Given information:
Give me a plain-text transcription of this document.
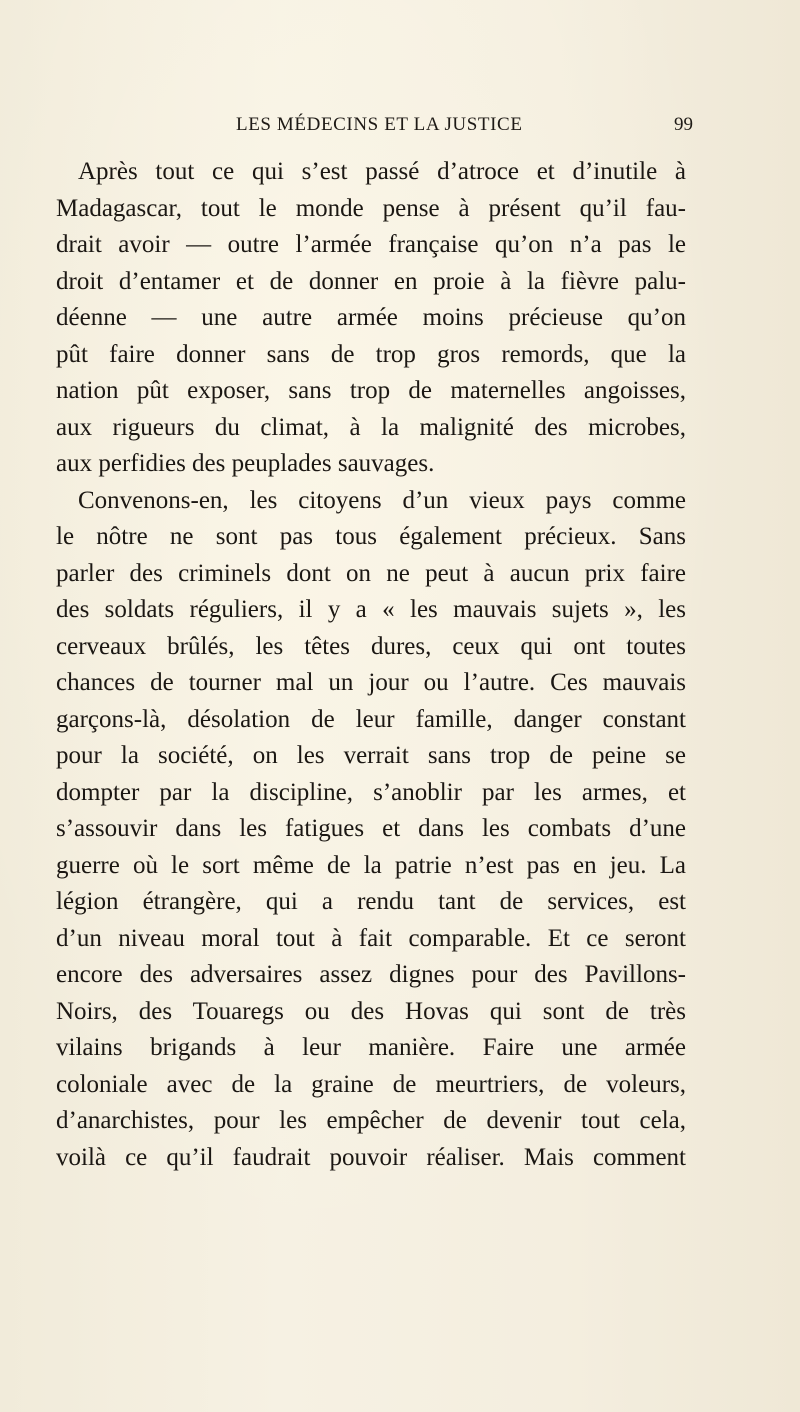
LES MÉDECINS ET LA JUSTICE	99
Après tout ce qui s’est passé d’atroce et d’inutile à
Madagascar, tout le monde pense à présent qu’il fau-
drait avoir — outre l’armée française qu’on n’a pas le
droit d’entamer et de donner en proie à la fièvre palu-
déenne — une autre armée moins précieuse qu’on
pût faire donner sans de trop gros remords, que la
nation pût exposer, sans trop de maternelles angoisses,
aux rigueurs du climat, à la malignité des microbes,
aux perfidies des peuplades sauvages.
Convenons-en, les citoyens d’un vieux pays comme
le nôtre ne sont pas tous également précieux. Sans
parler des criminels dont on ne peut à aucun prix faire
des soldats réguliers, il y a « les mauvais sujets », les
cerveaux brûlés, les têtes dures, ceux qui ont toutes
chances de tourner mal un jour ou l’autre. Ces mauvais
garçons-là, désolation de leur famille, danger constant
pour la société, on les verrait sans trop de peine se
dompter par la discipline, s’anoblir par les armes, et
s’assouvir dans les fatigues et dans les combats d’une
guerre où le sort même de la patrie n’est pas en jeu. La
légion étrangère, qui a rendu tant de services, est
d’un niveau moral tout à fait comparable. Et ce seront
encore des adversaires assez dignes pour des Pavillons-
Noirs, des Touaregs ou des Hovas qui sont de très
vilains brigands à leur manière. Faire une armée
coloniale avec de la graine de meurtriers, de voleurs,
d’anarchistes, pour les empêcher de devenir tout cela,
voilà ce qu’il faudrait pouvoir réaliser. Mais comment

Stated task:
Output all of the data exactly as it stands, minus any images.

Result of the task:
Give me a plain-text transcription of this document.
LES MÉDECINS ET LA JUSTICE	99
Après tout ce qui s’est passé d’atroce et d’inutile à
Madagascar, tout le monde pense à présent qu’il fau-
drait avoir — outre l’armée française qu’on n’a pas le
droit d’entamer et de donner en proie à la fièvre palu-
déenne — une autre armée moins précieuse qu’on
pût faire donner sans de trop gros remords, que la
nation pût exposer, sans trop de maternelles angoisses,
aux rigueurs du climat, à la malignité des microbes,
aux perfidies des peuplades sauvages.
Convenons-en, les citoyens d’un vieux pays comme
le nôtre ne sont pas tous également précieux. Sans
parler des criminels dont on ne peut à aucun prix faire
des soldats réguliers, il y a « les mauvais sujets », les
cerveaux brûlés, les têtes dures, ceux qui ont toutes
chances de tourner mal un jour ou l’autre. Ces mauvais
garçons-là, désolation de leur famille, danger constant
pour la société, on les verrait sans trop de peine se
dompter par la discipline, s’anoblir par les armes, et
s’assouvir dans les fatigues et dans les combats d’une
guerre où le sort même de la patrie n’est pas en jeu. La
légion étrangère, qui a rendu tant de services, est
d’un niveau moral tout à fait comparable. Et ce seront
encore des adversaires assez dignes pour des Pavillons-
Noirs, des Touaregs ou des Hovas qui sont de très
vilains brigands à leur manière. Faire une armée
coloniale avec de la graine de meurtriers, de voleurs,
d’anarchistes, pour les empêcher de devenir tout cela,
voilà ce qu’il faudrait pouvoir réaliser. Mais comment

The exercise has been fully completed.